**Task instructions:** Select, from the material below, each line with "type" in it.

(Extracted records)
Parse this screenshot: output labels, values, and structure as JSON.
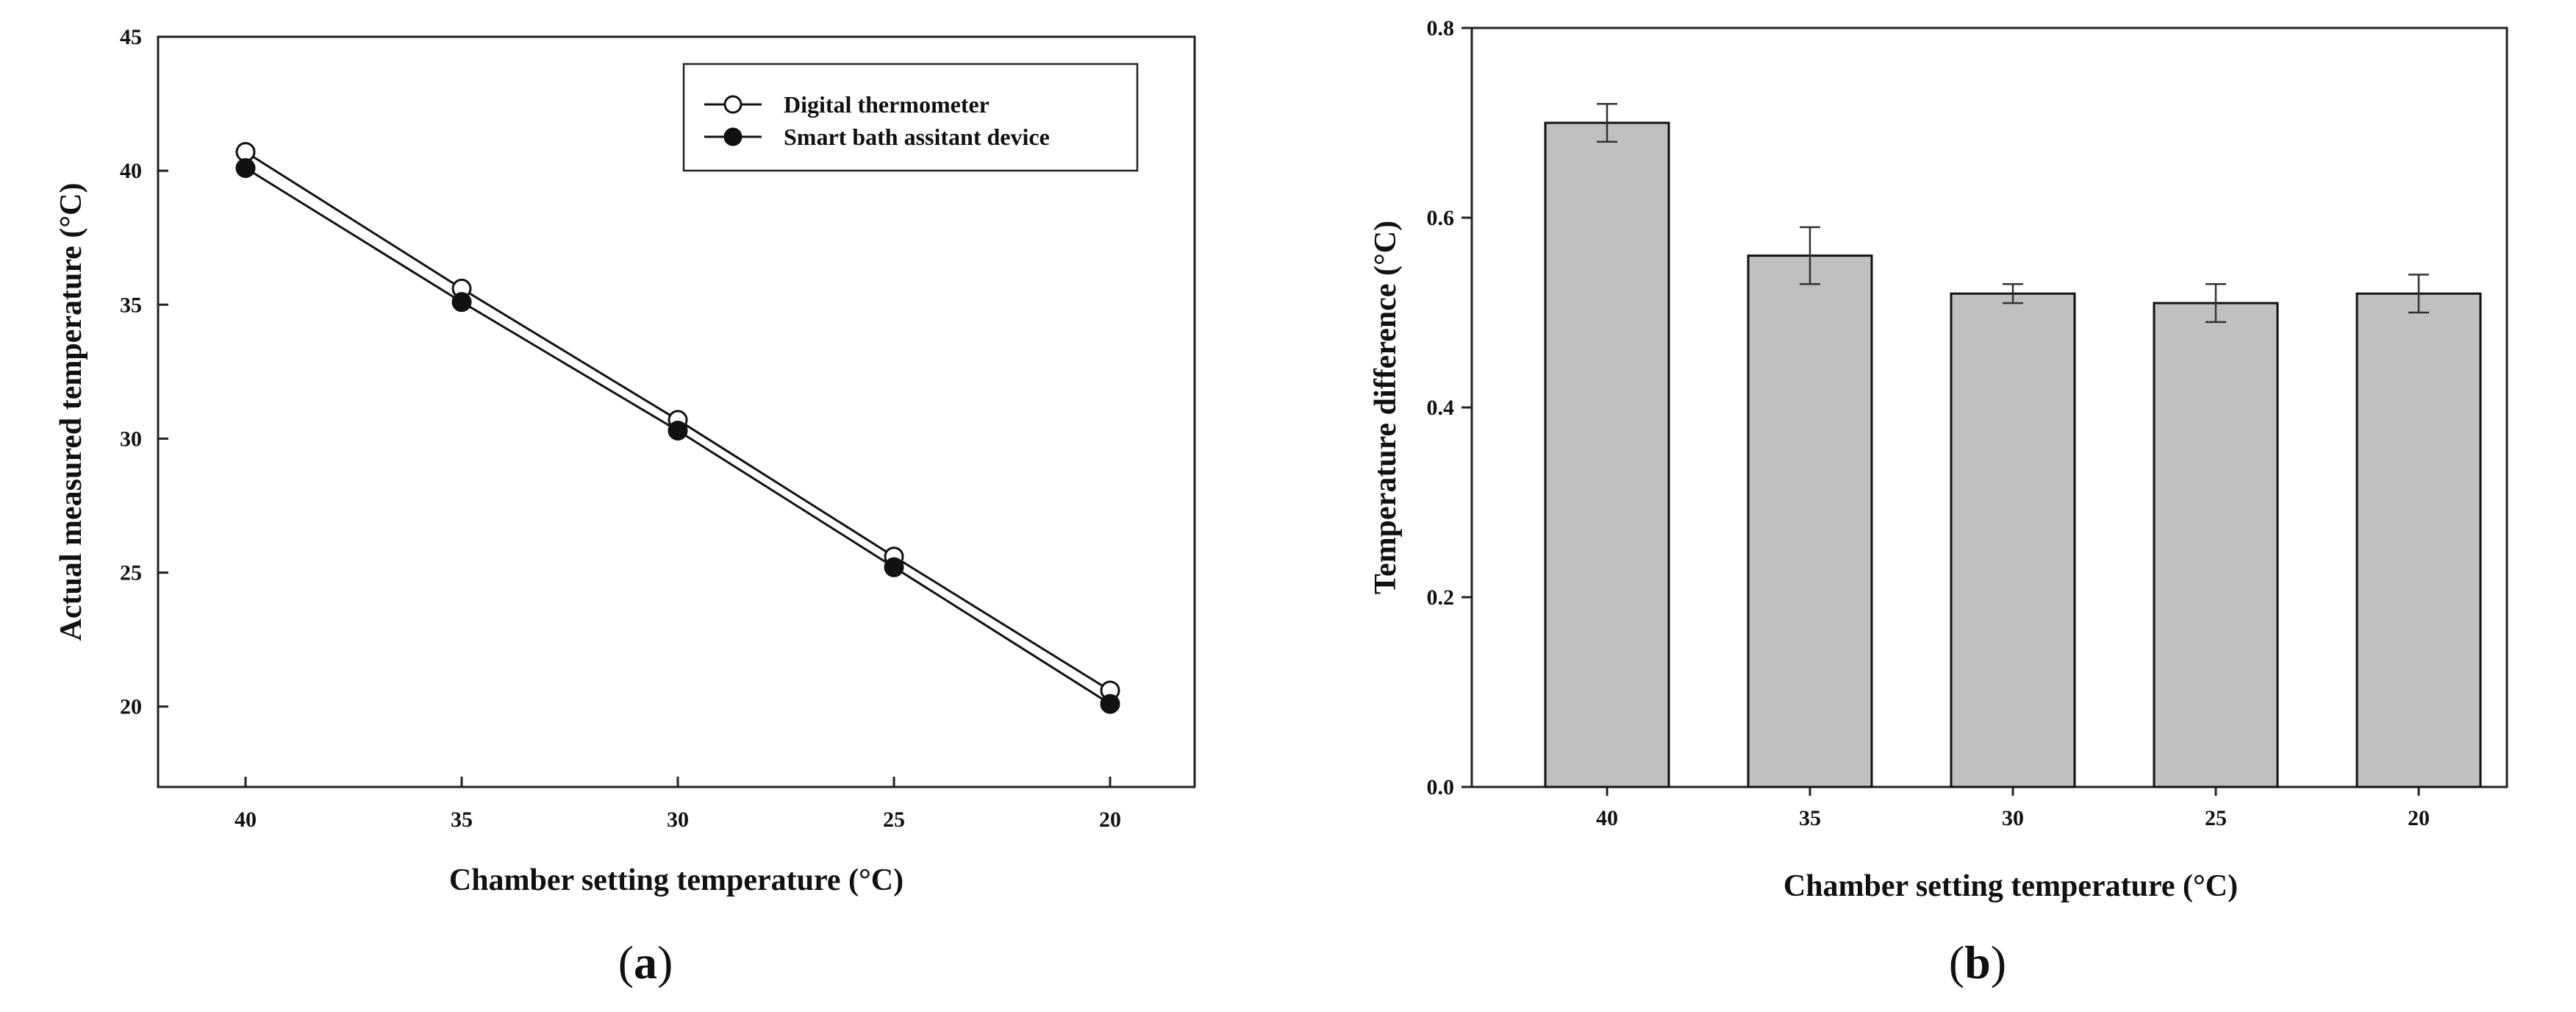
{
  "chart_data": [
    {
      "type": "line",
      "categories": [
        "40",
        "35",
        "30",
        "25",
        "20"
      ],
      "ylabel": "Actual measured temperature (°C)",
      "xlabel": "Chamber setting temperature (°C)",
      "ylim": [
        17,
        45
      ],
      "yticks": [
        "20",
        "25",
        "30",
        "35",
        "40",
        "45"
      ],
      "legend_position": "top-right",
      "grid": false,
      "series": [
        {
          "name": "Digital thermometer",
          "marker": "open-circle",
          "values": [
            40.7,
            35.6,
            30.7,
            25.6,
            20.6
          ]
        },
        {
          "name": "Smart bath assitant device",
          "marker": "filled-circle",
          "values": [
            40.1,
            35.1,
            30.3,
            25.2,
            20.1
          ]
        }
      ],
      "panel_label": {
        "open": "(",
        "letter": "a",
        "close": ")"
      }
    },
    {
      "type": "bar",
      "categories": [
        "40",
        "35",
        "30",
        "25",
        "20"
      ],
      "values": [
        0.7,
        0.56,
        0.52,
        0.51,
        0.52
      ],
      "errors": [
        0.02,
        0.03,
        0.01,
        0.02,
        0.02
      ],
      "ylabel": "Temperature difference (°C)",
      "xlabel": "Chamber setting temperature (°C)",
      "ylim": [
        0,
        0.8
      ],
      "yticks": [
        "0.0",
        "0.2",
        "0.4",
        "0.6",
        "0.8"
      ],
      "bar_color": "#c0c0c0",
      "grid": false,
      "panel_label": {
        "open": "(",
        "letter": "b",
        "close": ")"
      }
    }
  ]
}
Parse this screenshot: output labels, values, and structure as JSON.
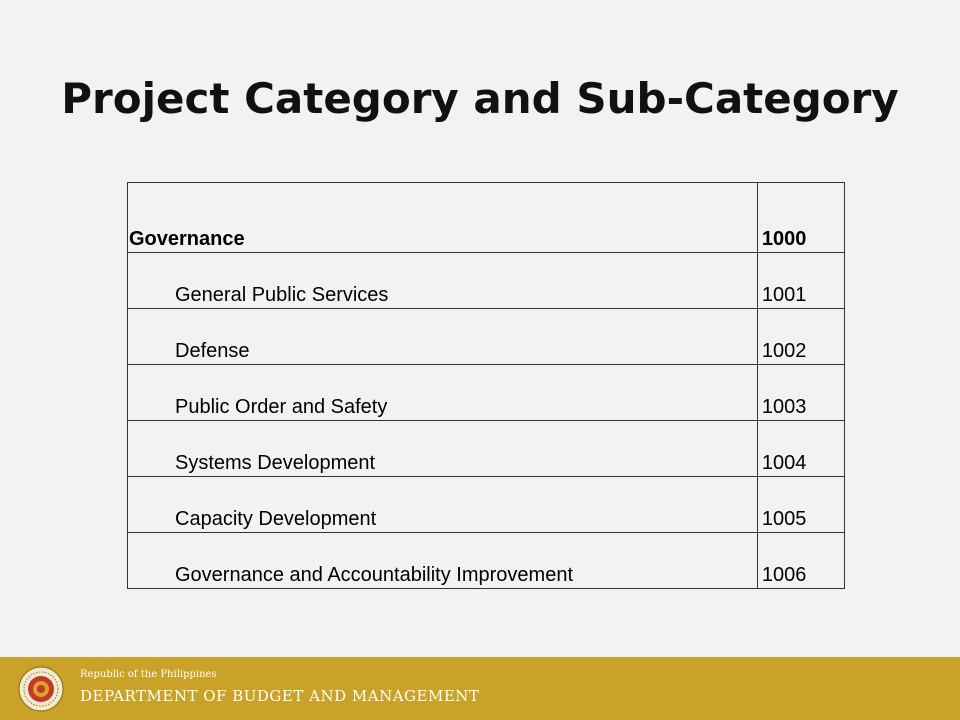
{
  "slide": {
    "title": "Project Category and Sub-Category"
  },
  "table": {
    "header": {
      "name": "Governance",
      "code": "1000"
    },
    "rows": [
      {
        "name": "General Public Services",
        "code": "1001"
      },
      {
        "name": "Defense",
        "code": "1002"
      },
      {
        "name": "Public Order and Safety",
        "code": "1003"
      },
      {
        "name": "Systems Development",
        "code": "1004"
      },
      {
        "name": "Capacity Development",
        "code": "1005"
      },
      {
        "name": "Governance and Accountability Improvement",
        "code": "1006"
      }
    ]
  },
  "footer": {
    "subtitle": "Republic of the Philippines",
    "agency": "DEPARTMENT OF BUDGET AND MANAGEMENT",
    "seal_icon": "dbm-seal-icon",
    "background_color": "#c9a227"
  }
}
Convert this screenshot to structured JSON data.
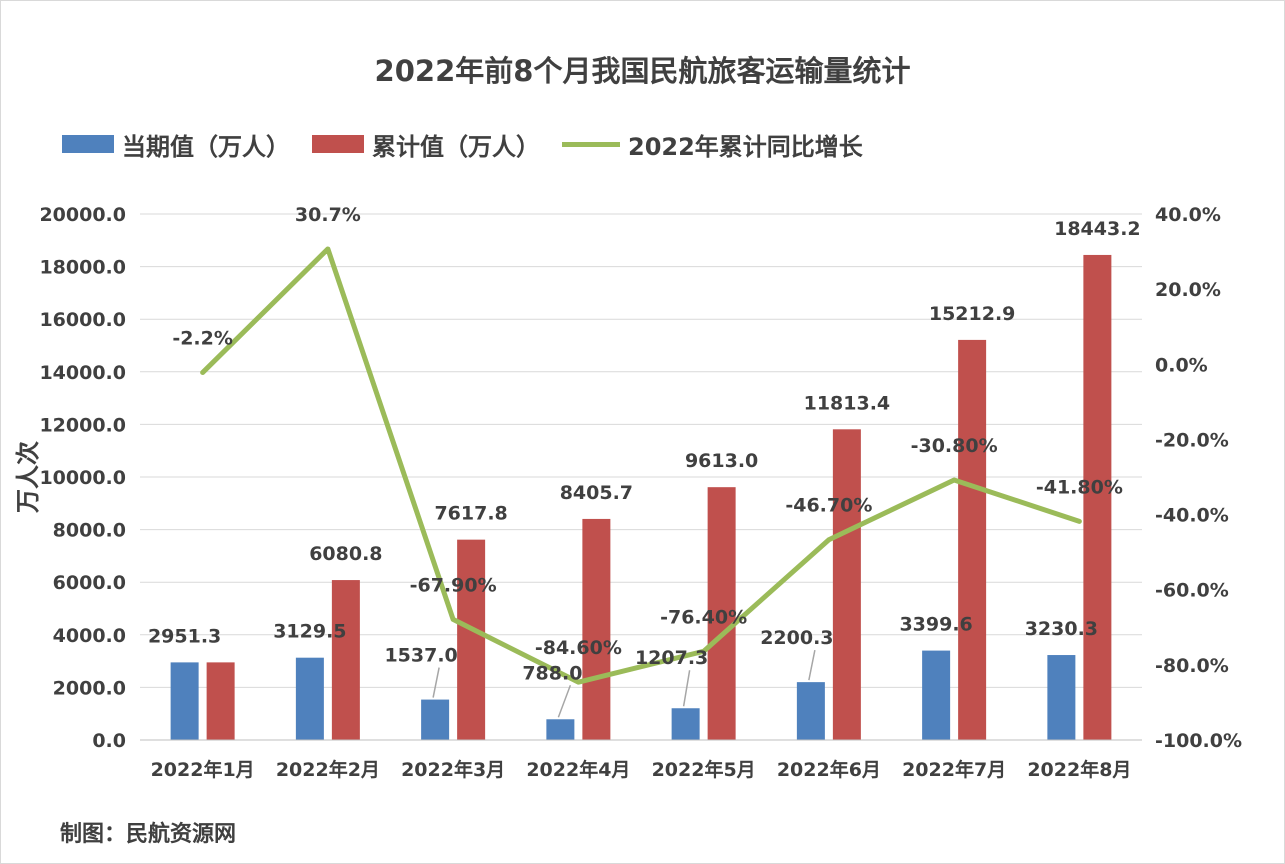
{
  "chart_data": {
    "type": "bar",
    "title": "2022年前8个月我国民航旅客运输量统计",
    "categories": [
      "2022年1月",
      "2022年2月",
      "2022年3月",
      "2022年4月",
      "2022年5月",
      "2022年6月",
      "2022年7月",
      "2022年8月"
    ],
    "series": [
      {
        "name": "当期值（万人）",
        "type": "bar",
        "axis": "left",
        "color": "#4f81bd",
        "values": [
          2951.3,
          3129.5,
          1537.0,
          788.0,
          1207.3,
          2200.3,
          3399.6,
          3230.3
        ],
        "labels": [
          "2951.3",
          "3129.5",
          "1537.0",
          "788.0",
          "1207.3",
          "2200.3",
          "3399.6",
          "3230.3"
        ]
      },
      {
        "name": "累计值（万人）",
        "type": "bar",
        "axis": "left",
        "color": "#c0504d",
        "values": [
          2951.3,
          6080.8,
          7617.8,
          8405.7,
          9613.0,
          11813.4,
          15212.9,
          18443.2
        ],
        "labels": [
          "",
          "6080.8",
          "7617.8",
          "8405.7",
          "9613.0",
          "11813.4",
          "15212.9",
          "18443.2"
        ]
      },
      {
        "name": "2022年累计同比增长",
        "type": "line",
        "axis": "right",
        "color": "#9bbb59",
        "values": [
          -2.2,
          30.7,
          -67.9,
          -84.6,
          -76.4,
          -46.7,
          -30.8,
          -41.8
        ],
        "labels": [
          "-2.2%",
          "30.7%",
          "-67.90%",
          "-84.60%",
          "-76.40%",
          "-46.70%",
          "-30.80%",
          "-41.80%"
        ]
      }
    ],
    "ylabel": "万人次",
    "ylim": [
      0,
      20000
    ],
    "yticks": [
      "0.0",
      "2000.0",
      "4000.0",
      "6000.0",
      "8000.0",
      "10000.0",
      "12000.0",
      "14000.0",
      "16000.0",
      "18000.0",
      "20000.0"
    ],
    "y2lim": [
      -100,
      40
    ],
    "y2ticks": [
      "-100.0%",
      "-80.0%",
      "-60.0%",
      "-40.0%",
      "-20.0%",
      "0.0%",
      "20.0%",
      "40.0%"
    ],
    "grid": true,
    "legend_position": "top-left"
  },
  "footer": {
    "credit": "制图：民航资源网"
  }
}
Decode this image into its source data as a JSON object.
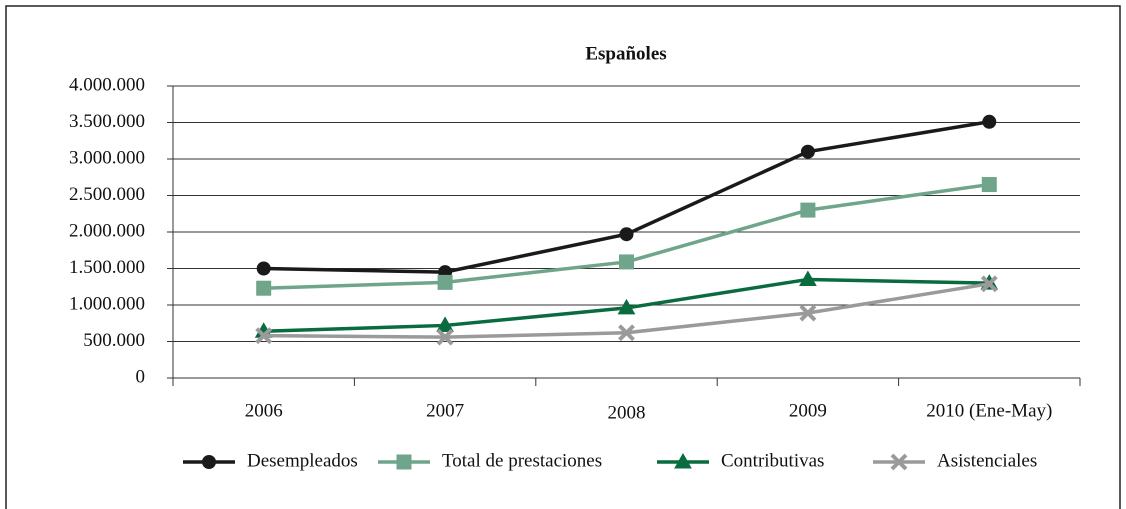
{
  "chart_data": {
    "type": "line",
    "title": "Españoles",
    "categories": [
      "2006",
      "2007",
      "2008",
      "2009",
      "2010 (Ene-May)"
    ],
    "series": [
      {
        "name": "Desempleados",
        "color": "#1a1a1a",
        "marker": "circle",
        "values": [
          1500000,
          1450000,
          1970000,
          3100000,
          3510000
        ]
      },
      {
        "name": "Total de prestaciones",
        "color": "#6fa58a",
        "marker": "square",
        "values": [
          1230000,
          1310000,
          1590000,
          2300000,
          2650000
        ]
      },
      {
        "name": "Contributivas",
        "color": "#0a6b3f",
        "marker": "triangle",
        "values": [
          640000,
          720000,
          960000,
          1350000,
          1300000
        ]
      },
      {
        "name": "Asistenciales",
        "color": "#9a9a9a",
        "marker": "x",
        "values": [
          580000,
          560000,
          620000,
          890000,
          1290000
        ]
      }
    ],
    "ylim": [
      0,
      4000000
    ],
    "yticks": [
      0,
      {
        "value": 500000,
        "label": "500.000"
      },
      {
        "value": 1000000,
        "label": "1.000.000"
      },
      {
        "value": 1500000,
        "label": "1.500.000"
      },
      {
        "value": 2000000,
        "label": "2.000.000"
      },
      {
        "value": 2500000,
        "label": "2.500.000"
      },
      {
        "value": 3000000,
        "label": "3.000.000"
      },
      {
        "value": 3500000,
        "label": "3.500.000"
      },
      {
        "value": 4000000,
        "label": "4.000.000"
      }
    ],
    "grid": true,
    "legend": "bottom"
  }
}
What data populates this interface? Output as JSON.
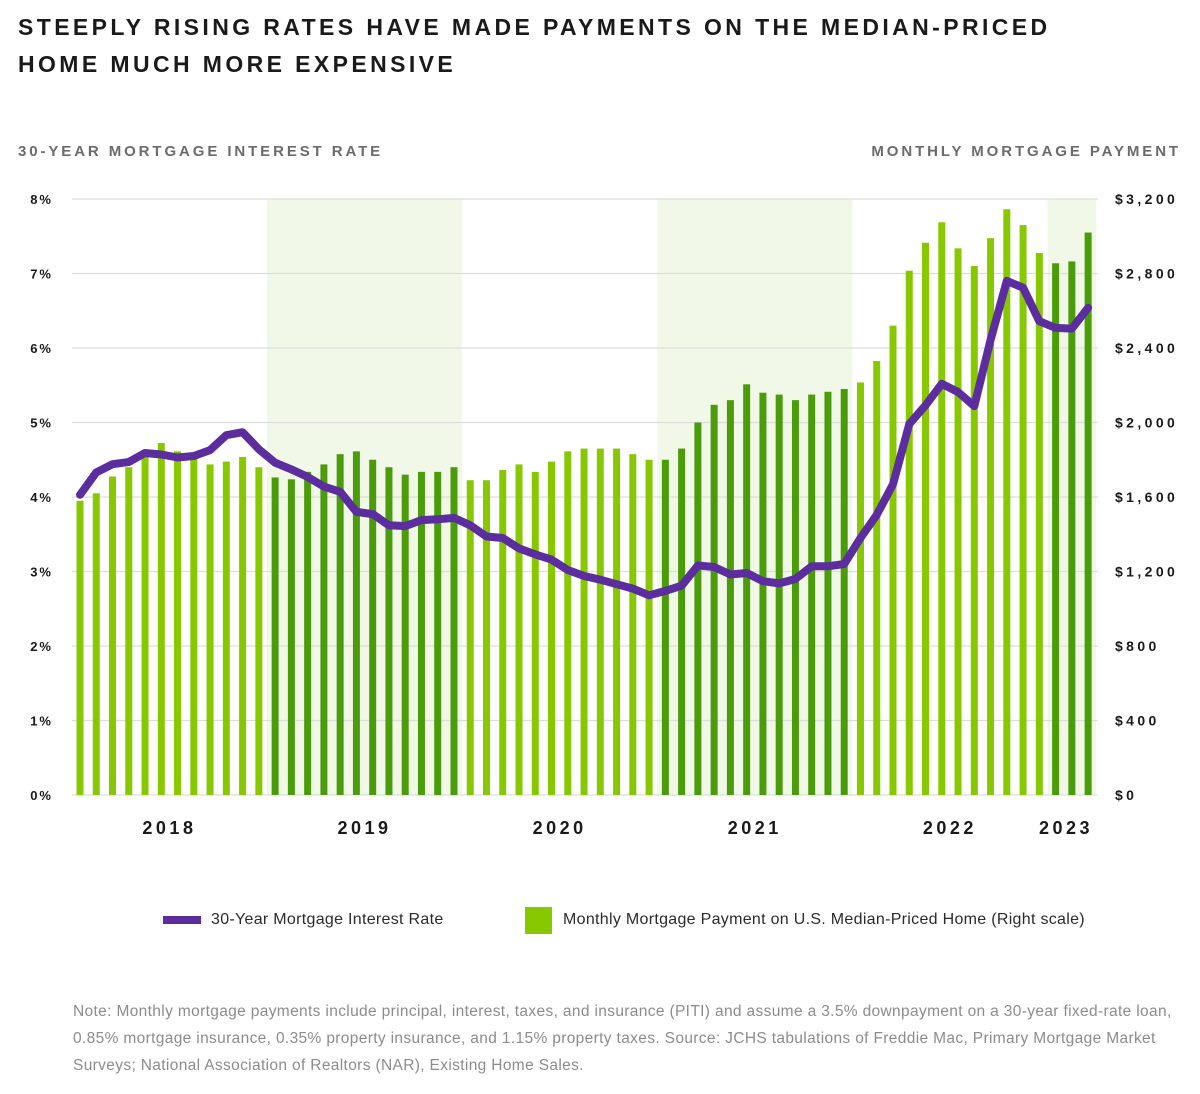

**Finished task:**
      "type": "line",
      "type": "bar",
    "type": "bar",
        "type": "bar",
        "type": "bar",
        "type": "line",
    "type": "line",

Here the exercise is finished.